--- Start of RECORDS FOR THIS EXERCISE ---

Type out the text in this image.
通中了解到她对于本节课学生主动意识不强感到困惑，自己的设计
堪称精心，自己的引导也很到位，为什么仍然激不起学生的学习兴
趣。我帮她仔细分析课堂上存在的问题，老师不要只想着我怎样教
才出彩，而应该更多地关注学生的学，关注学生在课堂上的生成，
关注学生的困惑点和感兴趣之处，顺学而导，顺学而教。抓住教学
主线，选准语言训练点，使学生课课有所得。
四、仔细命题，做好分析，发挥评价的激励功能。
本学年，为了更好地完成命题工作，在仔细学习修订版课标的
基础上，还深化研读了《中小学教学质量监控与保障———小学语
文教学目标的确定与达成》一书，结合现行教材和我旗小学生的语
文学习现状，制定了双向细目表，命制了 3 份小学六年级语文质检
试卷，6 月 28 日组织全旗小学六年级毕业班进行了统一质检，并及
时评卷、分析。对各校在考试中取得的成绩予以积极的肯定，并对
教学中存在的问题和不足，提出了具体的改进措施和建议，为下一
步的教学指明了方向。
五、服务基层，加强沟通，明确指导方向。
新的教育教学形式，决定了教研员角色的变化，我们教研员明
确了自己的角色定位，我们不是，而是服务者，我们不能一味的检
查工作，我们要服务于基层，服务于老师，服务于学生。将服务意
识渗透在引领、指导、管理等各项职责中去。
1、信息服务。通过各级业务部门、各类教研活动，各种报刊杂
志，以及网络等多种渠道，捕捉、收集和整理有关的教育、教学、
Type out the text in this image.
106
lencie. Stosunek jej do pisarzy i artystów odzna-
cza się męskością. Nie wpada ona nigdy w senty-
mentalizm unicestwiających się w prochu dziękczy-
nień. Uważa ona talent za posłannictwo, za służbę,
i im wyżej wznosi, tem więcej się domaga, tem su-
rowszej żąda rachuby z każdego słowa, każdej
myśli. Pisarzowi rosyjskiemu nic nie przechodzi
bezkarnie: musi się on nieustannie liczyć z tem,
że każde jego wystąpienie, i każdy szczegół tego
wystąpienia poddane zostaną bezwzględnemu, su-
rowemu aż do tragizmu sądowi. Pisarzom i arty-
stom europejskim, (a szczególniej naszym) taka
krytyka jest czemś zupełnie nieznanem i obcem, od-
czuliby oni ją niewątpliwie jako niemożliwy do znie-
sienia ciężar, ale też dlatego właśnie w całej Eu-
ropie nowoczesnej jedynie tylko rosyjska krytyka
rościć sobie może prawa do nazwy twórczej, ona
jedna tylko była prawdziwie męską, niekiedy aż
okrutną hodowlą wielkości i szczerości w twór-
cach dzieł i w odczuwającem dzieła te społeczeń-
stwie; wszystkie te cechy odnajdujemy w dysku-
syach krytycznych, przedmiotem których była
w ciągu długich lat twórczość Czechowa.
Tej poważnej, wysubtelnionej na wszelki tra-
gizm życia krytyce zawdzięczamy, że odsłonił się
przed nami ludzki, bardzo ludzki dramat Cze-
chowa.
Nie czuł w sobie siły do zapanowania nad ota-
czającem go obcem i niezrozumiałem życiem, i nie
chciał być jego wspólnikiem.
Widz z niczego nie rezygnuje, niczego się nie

--- End of RECORDS FOR THIS EXERCISE ---

> **PROBLEM DETAILS**: Pull out all lines from the entries above in which the word "obcem" appears.

> **OUTPUT**:
krytyka jest czemś zupełnie nieznanem i obcem, od-
czającem go obcem i niezrozumiałem życiem, i nie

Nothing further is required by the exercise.